● TASK GOAL: Reproduce the data exactly and drop any pictures it holds.

-- BEGIN RECORDED DATA --

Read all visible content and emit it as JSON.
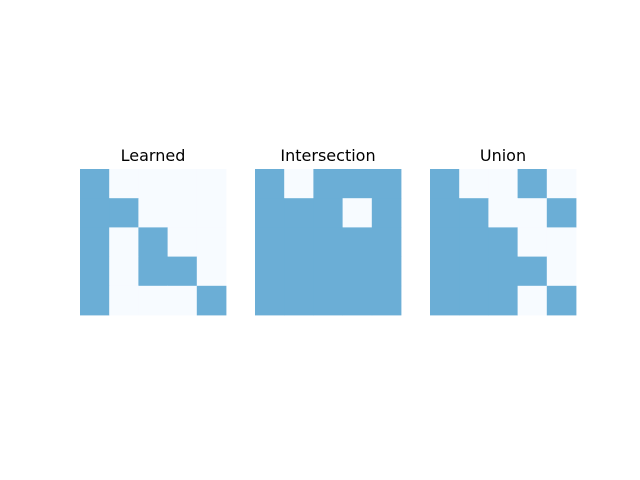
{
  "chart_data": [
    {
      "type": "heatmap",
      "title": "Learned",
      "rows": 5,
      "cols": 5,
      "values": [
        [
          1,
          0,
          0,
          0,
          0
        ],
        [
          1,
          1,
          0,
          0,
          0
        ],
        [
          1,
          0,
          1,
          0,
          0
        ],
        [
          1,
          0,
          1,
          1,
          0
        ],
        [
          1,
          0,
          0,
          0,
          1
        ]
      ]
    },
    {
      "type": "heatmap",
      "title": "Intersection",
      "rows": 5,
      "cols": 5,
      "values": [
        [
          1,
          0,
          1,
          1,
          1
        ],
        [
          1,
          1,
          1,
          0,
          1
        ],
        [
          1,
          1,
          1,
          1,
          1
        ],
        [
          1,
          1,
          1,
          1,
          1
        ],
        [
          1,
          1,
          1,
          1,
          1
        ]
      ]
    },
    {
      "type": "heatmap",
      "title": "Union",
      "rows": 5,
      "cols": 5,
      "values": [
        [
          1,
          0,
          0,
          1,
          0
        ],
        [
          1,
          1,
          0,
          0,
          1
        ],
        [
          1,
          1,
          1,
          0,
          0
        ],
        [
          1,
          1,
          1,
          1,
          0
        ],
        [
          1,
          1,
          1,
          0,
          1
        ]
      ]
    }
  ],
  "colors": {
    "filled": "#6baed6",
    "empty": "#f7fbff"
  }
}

-- END RECORDED DATA --

● RESPONSE TO THIS EXERCISE:
Read all visible content and emit it as JSON.
{
  "chart_data": [
    {
      "type": "heatmap",
      "title": "Learned",
      "rows": 5,
      "cols": 5,
      "values": [
        [
          1,
          0,
          0,
          0,
          0
        ],
        [
          1,
          1,
          0,
          0,
          0
        ],
        [
          1,
          0,
          1,
          0,
          0
        ],
        [
          1,
          0,
          1,
          1,
          0
        ],
        [
          1,
          0,
          0,
          0,
          1
        ]
      ]
    },
    {
      "type": "heatmap",
      "title": "Intersection",
      "rows": 5,
      "cols": 5,
      "values": [
        [
          1,
          0,
          1,
          1,
          1
        ],
        [
          1,
          1,
          1,
          0,
          1
        ],
        [
          1,
          1,
          1,
          1,
          1
        ],
        [
          1,
          1,
          1,
          1,
          1
        ],
        [
          1,
          1,
          1,
          1,
          1
        ]
      ]
    },
    {
      "type": "heatmap",
      "title": "Union",
      "rows": 5,
      "cols": 5,
      "values": [
        [
          1,
          0,
          0,
          1,
          0
        ],
        [
          1,
          1,
          0,
          0,
          1
        ],
        [
          1,
          1,
          1,
          0,
          0
        ],
        [
          1,
          1,
          1,
          1,
          0
        ],
        [
          1,
          1,
          1,
          0,
          1
        ]
      ]
    }
  ],
  "colors": {
    "filled": "#6baed6",
    "empty": "#f7fbff"
  }
}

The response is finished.